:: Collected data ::
++++++++++++++++++++
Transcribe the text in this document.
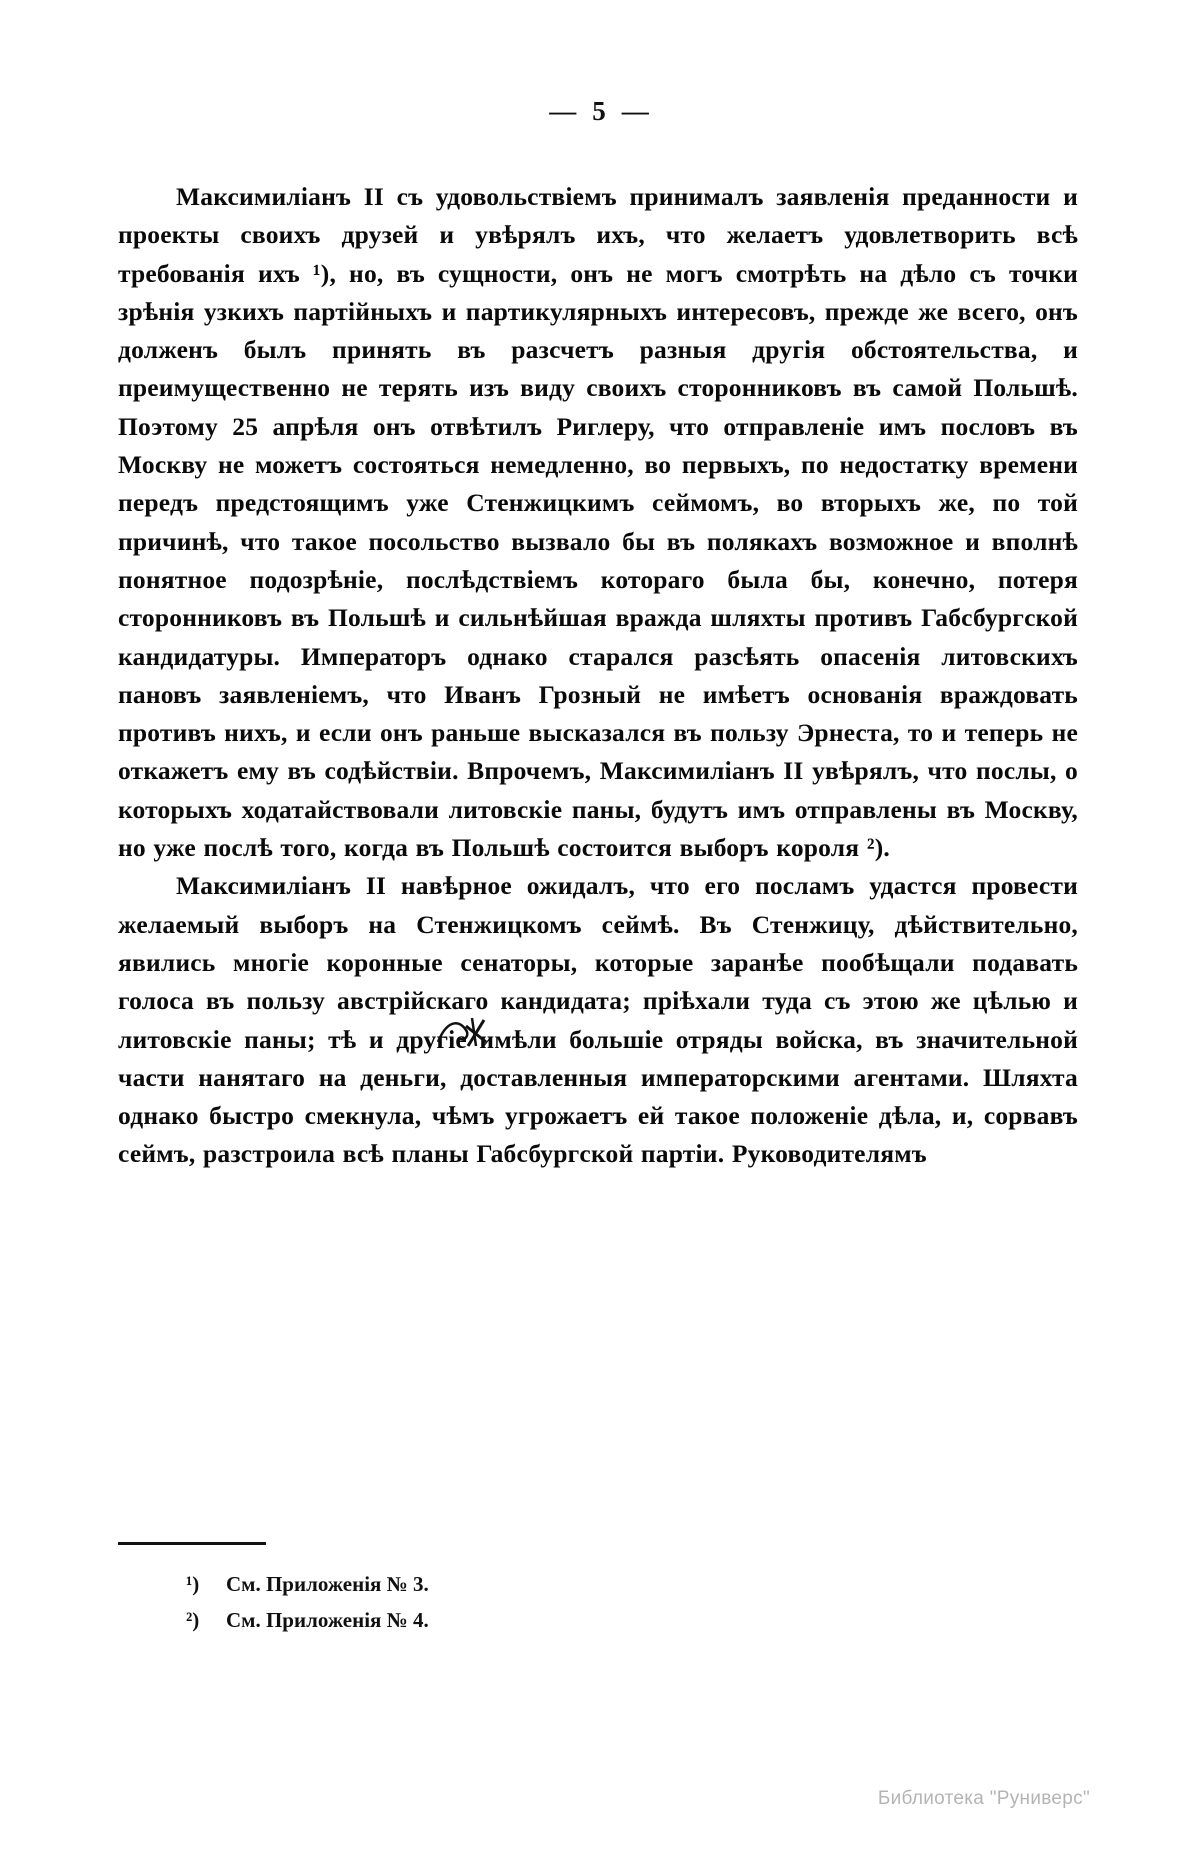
— 5 —

Максимиліанъ II съ удовольствіемъ принималъ заявленія преданности и проекты своихъ друзей и увѣрялъ ихъ, что желаетъ удовлетворить всѣ требованія ихъ ¹), но, въ сущности, онъ не могъ смотрѣть на дѣло съ точки зрѣнія узкихъ партійныхъ и партикулярныхъ интересовъ, прежде же всего, онъ долженъ былъ принять въ разсчетъ разныя другія обстоятельства, и преимущественно не терять изъ виду своихъ сторонниковъ въ самой Польшѣ. Поэтому 25 апрѣля онъ отвѣтилъ Риглеру, что отправленіе имъ пословъ въ Москву не можетъ состояться немедленно, во первыхъ, по недостатку времени передъ предстоящимъ уже Стенжицкимъ сеймомъ, во вторыхъ же, по той причинѣ, что такое посольство вызвало бы въ полякахъ возможное и вполнѣ понятное подозрѣніе, послѣдствіемъ котораго была бы, конечно, потеря сторонниковъ въ Польшѣ и сильнѣйшая вражда шляхты противъ Габсбургской кандидатуры. Императоръ однако старался разсѣять опасенія литовскихъ пановъ заявленіемъ, что Иванъ Грозный не имѣетъ основанія враждовать противъ нихъ, и если онъ раньше высказался въ пользу Эрнеста, то и теперь не откажетъ ему въ содѣйствіи. Впрочемъ, Максимиліанъ II увѣрялъ, что послы, о которыхъ ходатайствовали литовскіе паны, будутъ имъ отправлены въ Москву, но уже послѣ того, когда въ Польшѣ состоится выборъ короля ²).

Максимиліанъ II навѣрное ожидалъ, что его посламъ удастся провести желаемый выборъ на Стенжицкомъ сеймѣ. Въ Стенжицу, дѣйствительно, явились многіе коронные сенаторы, которые заранѣе пообѣщали подавать голоса въ пользу австрійскаго кандидата; пріѣхали туда съ этою же цѣлью и литовскіе паны; тѣ и другіе имѣли большіе отряды войска, въ значительной части нанятаго на деньги, доставленныя императорскими агентами. Шляхта однако быстро смекнула, чѣмъ угрожаетъ ей такое положеніе дѣла, и, сорвавъ сеймъ, разстроила всѣ планы Габсбургской партіи. Руководителямъ

¹) См. Приложенія № 3.
²) См. Приложенія № 4.
Библиотека "Руниверс"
++++++++++++++++++++
:: Objective ::
In your copy, leave out the pictures and reproduce the material above exactly.

:: Result ::
Transcribe the text in this document.
— 5 —

Максимиліанъ II съ удовольствіемъ принималъ заявленія преданности и проекты своихъ друзей и увѣрялъ ихъ, что желаетъ удовлетворить всѣ требованія ихъ ¹), но, въ сущности, онъ не могъ смотрѣть на дѣло съ точки зрѣнія узкихъ партійныхъ и партикулярныхъ интересовъ, прежде же всего, онъ долженъ былъ принять въ разсчетъ разныя другія обстоятельства, и преимущественно не терять изъ виду своихъ сторонниковъ въ самой Польшѣ. Поэтому 25 апрѣля онъ отвѣтилъ Риглеру, что отправленіе имъ пословъ въ Москву не можетъ состояться немедленно, во первыхъ, по недостатку времени передъ предстоящимъ уже Стенжицкимъ сеймомъ, во вторыхъ же, по той причинѣ, что такое посольство вызвало бы въ полякахъ возможное и вполнѣ понятное подозрѣніе, послѣдствіемъ котораго была бы, конечно, потеря сторонниковъ въ Польшѣ и сильнѣйшая вражда шляхты противъ Габсбургской кандидатуры. Императоръ однако старался разсѣять опасенія литовскихъ пановъ заявленіемъ, что Иванъ Грозный не имѣетъ основанія враждовать противъ нихъ, и если онъ раньше высказался въ пользу Эрнеста, то и теперь не откажетъ ему въ содѣйствіи. Впрочемъ, Максимиліанъ II увѣрялъ, что послы, о которыхъ ходатайствовали литовскіе паны, будутъ имъ отправлены въ Москву, но уже послѣ того, когда въ Польшѣ состоится выборъ короля ²).

Максимиліанъ II навѣрное ожидалъ, что его посламъ удастся провести желаемый выборъ на Стенжицкомъ сеймѣ. Въ Стенжицу, дѣйствительно, явились многіе коронные сенаторы, которые заранѣе пообѣщали подавать голоса въ пользу австрійскаго кандидата; пріѣхали туда съ этою же цѣлью и литовскіе паны; тѣ и другіе имѣли большіе отряды войска, въ значительной части нанятаго на деньги, доставленныя императорскими агентами. Шляхта однако быстро смекнула, чѣмъ угрожаетъ ей такое положеніе дѣла, и, сорвавъ сеймъ, разстроила всѣ планы Габсбургской партіи. Руководителямъ

¹) См. Приложенія № 3.
²) См. Приложенія № 4.
Библиотека "Руниверс"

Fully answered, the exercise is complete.